Return the number of lines that contain the word "Guidetti", and return nothing else.

Stored dataset items:
== == ==

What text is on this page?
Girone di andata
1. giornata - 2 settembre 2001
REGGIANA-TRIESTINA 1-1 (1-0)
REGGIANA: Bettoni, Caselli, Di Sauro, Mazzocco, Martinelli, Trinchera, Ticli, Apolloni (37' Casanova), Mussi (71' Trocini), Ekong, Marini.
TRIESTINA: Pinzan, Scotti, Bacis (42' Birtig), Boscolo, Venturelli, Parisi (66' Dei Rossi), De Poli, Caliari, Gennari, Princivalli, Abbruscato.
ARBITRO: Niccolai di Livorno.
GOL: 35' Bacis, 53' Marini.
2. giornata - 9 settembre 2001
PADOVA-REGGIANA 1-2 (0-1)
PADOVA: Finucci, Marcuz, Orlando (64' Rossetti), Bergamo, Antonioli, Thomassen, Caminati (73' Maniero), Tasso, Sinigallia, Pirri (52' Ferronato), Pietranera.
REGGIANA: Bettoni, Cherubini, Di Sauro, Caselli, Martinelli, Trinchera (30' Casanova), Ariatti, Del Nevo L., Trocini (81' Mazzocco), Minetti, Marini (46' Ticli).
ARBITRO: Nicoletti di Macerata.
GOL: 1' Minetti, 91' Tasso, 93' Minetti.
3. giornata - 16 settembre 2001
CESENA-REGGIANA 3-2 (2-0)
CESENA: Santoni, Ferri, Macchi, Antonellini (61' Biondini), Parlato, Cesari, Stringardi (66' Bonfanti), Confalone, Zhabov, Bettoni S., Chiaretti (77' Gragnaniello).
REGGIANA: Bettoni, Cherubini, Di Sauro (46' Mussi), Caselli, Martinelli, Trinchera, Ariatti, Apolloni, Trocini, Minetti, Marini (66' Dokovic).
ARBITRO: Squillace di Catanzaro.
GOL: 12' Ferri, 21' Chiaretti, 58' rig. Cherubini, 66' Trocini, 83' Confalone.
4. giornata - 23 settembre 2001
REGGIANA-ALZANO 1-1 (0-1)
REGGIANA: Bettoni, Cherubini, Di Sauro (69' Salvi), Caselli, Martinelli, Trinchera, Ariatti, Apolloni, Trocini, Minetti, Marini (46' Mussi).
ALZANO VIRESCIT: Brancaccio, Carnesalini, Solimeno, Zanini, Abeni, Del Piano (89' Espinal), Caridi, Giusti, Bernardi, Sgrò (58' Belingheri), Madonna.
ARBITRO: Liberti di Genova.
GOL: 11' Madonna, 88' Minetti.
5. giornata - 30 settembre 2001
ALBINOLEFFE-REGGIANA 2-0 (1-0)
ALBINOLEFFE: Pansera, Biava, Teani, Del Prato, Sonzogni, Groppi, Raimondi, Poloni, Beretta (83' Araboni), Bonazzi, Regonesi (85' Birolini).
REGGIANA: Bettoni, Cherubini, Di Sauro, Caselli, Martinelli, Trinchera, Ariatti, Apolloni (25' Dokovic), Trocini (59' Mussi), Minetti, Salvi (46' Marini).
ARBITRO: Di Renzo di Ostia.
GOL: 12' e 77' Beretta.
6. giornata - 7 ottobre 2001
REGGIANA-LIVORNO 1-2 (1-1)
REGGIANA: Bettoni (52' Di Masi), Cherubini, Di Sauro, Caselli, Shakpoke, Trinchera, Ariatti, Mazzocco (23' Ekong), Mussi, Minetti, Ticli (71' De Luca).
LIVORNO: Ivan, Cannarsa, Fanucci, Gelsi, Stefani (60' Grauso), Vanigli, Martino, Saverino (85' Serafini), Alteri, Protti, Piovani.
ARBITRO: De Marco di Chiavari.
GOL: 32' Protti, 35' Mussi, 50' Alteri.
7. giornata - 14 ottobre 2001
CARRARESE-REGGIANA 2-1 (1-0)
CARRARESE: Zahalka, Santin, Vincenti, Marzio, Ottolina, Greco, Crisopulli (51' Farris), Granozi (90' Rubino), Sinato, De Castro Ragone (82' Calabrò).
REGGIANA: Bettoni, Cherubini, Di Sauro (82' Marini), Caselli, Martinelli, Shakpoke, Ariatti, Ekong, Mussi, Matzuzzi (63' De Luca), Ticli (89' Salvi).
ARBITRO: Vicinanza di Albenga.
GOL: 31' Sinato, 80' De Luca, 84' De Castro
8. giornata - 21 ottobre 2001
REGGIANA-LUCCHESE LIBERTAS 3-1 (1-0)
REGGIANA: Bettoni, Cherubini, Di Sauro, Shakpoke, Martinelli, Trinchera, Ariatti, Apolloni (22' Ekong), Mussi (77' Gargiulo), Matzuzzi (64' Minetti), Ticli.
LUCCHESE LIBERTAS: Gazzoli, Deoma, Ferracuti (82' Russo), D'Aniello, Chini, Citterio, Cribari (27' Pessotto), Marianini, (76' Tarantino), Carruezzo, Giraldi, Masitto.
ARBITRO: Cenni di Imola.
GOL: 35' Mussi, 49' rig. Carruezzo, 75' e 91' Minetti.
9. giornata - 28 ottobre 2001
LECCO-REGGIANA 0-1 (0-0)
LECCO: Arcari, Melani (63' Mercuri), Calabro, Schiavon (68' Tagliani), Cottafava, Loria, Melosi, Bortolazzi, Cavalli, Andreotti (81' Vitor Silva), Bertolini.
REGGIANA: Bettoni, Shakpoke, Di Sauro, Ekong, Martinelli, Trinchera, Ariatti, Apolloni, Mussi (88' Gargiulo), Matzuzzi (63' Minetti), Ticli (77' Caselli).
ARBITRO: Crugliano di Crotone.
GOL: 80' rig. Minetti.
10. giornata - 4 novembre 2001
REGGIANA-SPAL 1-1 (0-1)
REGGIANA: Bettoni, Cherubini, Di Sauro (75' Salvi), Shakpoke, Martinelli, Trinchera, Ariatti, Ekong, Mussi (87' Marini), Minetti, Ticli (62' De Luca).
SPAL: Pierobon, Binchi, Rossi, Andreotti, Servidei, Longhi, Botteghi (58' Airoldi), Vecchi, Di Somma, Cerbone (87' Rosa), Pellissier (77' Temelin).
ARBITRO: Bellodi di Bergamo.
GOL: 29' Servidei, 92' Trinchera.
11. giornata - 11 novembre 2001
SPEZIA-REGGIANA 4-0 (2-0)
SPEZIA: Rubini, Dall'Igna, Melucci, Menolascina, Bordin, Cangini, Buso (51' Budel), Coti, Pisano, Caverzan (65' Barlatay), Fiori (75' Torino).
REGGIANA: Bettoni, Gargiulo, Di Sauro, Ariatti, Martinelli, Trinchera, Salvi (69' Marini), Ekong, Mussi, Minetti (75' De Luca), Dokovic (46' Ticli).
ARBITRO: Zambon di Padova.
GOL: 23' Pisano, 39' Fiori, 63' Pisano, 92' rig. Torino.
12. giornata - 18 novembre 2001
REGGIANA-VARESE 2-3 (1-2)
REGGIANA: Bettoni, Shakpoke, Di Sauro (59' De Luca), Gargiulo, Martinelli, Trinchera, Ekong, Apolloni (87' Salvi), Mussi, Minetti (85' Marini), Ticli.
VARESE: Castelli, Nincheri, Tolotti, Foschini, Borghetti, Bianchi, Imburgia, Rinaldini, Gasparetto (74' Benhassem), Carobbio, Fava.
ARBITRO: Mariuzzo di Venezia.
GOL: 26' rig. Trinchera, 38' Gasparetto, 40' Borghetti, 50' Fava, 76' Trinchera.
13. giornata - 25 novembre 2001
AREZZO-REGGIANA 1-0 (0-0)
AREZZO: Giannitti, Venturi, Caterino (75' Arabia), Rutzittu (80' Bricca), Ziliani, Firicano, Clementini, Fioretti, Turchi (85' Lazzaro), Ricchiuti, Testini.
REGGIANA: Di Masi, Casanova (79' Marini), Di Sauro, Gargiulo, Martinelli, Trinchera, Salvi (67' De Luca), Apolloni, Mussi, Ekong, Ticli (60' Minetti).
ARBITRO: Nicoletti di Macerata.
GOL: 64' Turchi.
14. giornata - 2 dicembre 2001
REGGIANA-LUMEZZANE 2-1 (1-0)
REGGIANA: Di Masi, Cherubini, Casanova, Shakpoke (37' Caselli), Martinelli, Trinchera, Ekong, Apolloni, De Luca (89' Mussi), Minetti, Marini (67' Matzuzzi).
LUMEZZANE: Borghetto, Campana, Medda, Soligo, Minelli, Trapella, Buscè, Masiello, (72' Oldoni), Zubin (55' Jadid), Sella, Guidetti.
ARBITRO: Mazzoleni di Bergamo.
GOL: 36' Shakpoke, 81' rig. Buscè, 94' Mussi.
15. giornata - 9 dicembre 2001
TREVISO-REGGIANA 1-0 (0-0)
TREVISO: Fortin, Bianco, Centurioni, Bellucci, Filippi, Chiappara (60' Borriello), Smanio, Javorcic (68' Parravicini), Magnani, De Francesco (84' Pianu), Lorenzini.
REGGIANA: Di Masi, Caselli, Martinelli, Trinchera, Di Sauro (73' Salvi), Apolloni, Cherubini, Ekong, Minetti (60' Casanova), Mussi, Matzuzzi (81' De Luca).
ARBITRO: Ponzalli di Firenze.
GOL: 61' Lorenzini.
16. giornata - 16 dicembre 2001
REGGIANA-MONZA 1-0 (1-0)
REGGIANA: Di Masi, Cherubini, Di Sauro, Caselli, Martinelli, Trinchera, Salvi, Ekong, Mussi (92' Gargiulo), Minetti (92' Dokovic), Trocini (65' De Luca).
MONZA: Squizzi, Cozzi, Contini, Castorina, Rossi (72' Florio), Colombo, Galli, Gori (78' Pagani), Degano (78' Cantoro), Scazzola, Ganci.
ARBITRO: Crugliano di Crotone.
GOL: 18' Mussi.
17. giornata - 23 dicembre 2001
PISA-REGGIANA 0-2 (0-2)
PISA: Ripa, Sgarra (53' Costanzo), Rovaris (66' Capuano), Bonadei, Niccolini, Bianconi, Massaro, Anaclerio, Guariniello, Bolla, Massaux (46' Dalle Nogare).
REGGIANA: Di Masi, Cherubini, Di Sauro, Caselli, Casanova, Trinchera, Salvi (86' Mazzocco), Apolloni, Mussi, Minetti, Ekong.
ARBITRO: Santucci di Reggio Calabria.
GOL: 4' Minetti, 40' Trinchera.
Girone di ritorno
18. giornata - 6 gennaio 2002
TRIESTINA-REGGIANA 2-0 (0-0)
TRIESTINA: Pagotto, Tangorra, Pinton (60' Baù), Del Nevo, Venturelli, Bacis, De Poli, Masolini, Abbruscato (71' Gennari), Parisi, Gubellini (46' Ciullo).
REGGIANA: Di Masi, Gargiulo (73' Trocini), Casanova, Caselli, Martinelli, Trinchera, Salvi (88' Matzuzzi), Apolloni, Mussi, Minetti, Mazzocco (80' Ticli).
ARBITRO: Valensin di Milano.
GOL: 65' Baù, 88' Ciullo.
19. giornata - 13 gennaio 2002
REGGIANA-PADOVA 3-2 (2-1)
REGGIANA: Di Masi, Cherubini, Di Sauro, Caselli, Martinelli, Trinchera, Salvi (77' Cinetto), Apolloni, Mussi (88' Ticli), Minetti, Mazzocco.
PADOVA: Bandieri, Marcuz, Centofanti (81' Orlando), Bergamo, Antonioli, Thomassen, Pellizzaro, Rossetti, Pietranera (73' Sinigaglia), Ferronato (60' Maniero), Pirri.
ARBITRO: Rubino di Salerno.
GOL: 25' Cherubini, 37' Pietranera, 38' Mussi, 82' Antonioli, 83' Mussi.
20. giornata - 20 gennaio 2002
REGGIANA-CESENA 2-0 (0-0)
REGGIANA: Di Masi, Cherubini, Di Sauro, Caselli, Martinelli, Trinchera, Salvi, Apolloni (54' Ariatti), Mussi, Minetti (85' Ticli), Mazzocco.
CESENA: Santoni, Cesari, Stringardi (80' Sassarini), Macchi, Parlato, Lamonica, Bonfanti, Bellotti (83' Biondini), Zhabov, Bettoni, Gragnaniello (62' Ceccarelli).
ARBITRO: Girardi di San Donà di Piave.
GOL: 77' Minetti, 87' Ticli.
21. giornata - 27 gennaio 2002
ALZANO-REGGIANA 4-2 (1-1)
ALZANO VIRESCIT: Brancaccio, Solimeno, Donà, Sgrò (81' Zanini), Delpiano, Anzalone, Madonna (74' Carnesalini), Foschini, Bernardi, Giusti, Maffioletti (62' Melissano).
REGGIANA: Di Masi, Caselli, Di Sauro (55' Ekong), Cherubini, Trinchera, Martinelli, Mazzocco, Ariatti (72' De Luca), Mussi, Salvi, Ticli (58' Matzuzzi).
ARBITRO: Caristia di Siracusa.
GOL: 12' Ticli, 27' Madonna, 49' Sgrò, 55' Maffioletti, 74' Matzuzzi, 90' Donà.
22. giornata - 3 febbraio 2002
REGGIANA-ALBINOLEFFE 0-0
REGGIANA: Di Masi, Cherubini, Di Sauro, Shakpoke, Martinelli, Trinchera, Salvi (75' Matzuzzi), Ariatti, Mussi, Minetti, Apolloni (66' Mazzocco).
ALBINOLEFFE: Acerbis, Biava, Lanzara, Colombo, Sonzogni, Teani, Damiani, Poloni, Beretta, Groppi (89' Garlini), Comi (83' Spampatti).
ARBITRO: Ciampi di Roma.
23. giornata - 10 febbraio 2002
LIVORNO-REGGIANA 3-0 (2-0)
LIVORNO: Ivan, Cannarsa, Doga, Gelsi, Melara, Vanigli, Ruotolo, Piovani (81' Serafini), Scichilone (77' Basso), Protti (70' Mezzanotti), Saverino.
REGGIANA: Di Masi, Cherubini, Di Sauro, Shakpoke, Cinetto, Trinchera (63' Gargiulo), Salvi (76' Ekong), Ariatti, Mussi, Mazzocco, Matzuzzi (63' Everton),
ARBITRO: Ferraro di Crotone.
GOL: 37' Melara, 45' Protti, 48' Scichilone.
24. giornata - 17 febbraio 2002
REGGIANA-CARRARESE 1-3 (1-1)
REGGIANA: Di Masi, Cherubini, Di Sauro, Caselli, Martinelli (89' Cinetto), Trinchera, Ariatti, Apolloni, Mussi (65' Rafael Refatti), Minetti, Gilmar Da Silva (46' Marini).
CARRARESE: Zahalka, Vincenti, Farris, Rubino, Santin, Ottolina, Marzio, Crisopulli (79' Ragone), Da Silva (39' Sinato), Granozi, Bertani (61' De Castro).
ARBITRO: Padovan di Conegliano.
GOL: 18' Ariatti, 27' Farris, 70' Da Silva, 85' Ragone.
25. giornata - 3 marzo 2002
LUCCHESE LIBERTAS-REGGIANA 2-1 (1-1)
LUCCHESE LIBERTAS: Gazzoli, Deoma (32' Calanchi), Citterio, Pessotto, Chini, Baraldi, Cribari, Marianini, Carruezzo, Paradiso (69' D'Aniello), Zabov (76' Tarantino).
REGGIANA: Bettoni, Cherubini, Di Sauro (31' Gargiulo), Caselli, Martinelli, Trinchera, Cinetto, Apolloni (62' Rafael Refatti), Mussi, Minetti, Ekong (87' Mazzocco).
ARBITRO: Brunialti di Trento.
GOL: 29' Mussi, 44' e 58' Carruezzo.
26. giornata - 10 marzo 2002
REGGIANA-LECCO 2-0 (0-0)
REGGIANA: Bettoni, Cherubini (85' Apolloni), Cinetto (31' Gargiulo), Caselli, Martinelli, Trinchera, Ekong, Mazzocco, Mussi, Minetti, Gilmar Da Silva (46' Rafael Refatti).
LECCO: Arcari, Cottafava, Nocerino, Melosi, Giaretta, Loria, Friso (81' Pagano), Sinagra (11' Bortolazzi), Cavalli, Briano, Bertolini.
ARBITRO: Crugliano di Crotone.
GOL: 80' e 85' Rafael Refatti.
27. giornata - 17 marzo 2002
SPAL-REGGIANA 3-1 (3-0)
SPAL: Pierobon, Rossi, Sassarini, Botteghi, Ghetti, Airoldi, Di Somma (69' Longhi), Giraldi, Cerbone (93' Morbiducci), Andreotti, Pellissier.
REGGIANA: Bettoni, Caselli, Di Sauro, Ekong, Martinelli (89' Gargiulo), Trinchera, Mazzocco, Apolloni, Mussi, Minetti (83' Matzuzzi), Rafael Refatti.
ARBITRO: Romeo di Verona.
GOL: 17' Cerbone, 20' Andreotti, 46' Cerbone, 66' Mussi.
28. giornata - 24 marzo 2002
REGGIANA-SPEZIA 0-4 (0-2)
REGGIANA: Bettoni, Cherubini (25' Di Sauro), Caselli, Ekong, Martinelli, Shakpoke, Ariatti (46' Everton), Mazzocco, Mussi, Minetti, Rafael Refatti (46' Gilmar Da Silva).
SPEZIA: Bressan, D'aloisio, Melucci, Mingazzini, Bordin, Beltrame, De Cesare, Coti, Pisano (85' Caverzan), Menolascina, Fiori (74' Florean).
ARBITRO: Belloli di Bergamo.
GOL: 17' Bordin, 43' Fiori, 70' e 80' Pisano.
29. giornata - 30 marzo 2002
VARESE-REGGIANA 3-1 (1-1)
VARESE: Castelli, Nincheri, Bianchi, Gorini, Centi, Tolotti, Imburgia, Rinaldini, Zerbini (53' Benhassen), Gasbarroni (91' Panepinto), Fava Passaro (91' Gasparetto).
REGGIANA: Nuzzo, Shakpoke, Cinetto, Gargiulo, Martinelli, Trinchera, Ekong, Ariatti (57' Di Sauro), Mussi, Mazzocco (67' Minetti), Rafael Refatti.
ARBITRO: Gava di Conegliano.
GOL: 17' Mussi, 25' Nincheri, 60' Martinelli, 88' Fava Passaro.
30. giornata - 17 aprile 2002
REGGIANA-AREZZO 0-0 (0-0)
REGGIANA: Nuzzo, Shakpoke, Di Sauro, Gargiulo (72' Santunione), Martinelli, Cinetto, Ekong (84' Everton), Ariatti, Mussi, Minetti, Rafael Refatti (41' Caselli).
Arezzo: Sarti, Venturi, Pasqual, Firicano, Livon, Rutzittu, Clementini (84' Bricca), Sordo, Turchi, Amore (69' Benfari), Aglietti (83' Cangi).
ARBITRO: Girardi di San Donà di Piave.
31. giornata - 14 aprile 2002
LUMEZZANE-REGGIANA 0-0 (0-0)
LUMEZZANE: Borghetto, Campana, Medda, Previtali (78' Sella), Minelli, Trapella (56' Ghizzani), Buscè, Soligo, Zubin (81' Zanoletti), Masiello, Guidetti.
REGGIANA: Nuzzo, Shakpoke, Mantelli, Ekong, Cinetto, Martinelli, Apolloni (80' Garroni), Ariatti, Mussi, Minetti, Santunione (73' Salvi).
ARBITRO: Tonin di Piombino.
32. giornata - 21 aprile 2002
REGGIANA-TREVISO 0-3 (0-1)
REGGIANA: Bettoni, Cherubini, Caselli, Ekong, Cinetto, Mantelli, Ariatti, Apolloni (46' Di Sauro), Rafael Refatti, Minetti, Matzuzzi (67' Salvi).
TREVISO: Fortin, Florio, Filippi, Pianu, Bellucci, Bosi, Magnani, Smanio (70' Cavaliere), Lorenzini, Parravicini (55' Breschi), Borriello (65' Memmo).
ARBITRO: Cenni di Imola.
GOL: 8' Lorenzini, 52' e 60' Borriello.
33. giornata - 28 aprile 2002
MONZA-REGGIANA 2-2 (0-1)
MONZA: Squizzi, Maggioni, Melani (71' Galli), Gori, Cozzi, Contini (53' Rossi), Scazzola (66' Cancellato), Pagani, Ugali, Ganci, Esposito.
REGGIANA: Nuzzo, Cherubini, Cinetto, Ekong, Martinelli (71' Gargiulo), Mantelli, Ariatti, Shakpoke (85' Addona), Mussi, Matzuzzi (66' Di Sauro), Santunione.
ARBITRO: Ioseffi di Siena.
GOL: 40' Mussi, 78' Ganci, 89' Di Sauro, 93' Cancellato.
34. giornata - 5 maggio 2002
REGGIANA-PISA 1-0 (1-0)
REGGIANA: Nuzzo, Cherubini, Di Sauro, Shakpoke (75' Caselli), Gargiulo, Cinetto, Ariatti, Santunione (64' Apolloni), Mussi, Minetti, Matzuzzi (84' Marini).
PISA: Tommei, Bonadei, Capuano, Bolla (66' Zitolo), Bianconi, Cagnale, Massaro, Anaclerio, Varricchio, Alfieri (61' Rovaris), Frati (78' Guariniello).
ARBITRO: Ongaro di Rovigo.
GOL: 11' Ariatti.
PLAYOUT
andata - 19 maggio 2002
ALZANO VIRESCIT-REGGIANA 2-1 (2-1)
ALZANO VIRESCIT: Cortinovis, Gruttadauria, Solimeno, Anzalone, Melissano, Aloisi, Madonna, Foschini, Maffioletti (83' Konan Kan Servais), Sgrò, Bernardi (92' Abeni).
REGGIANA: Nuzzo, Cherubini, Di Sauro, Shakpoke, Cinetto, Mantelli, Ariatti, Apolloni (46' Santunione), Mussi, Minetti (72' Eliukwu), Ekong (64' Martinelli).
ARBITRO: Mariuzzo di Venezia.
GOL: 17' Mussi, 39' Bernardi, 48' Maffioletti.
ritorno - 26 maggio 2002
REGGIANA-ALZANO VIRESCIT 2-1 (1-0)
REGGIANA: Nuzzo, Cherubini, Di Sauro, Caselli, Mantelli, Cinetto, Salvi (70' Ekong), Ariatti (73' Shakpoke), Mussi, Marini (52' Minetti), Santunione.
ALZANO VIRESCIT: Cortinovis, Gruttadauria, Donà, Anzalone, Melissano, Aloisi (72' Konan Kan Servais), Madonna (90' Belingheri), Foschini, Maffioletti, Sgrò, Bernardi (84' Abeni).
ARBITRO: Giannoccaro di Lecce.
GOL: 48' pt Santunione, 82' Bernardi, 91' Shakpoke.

== == ==

# Solution for this problem
2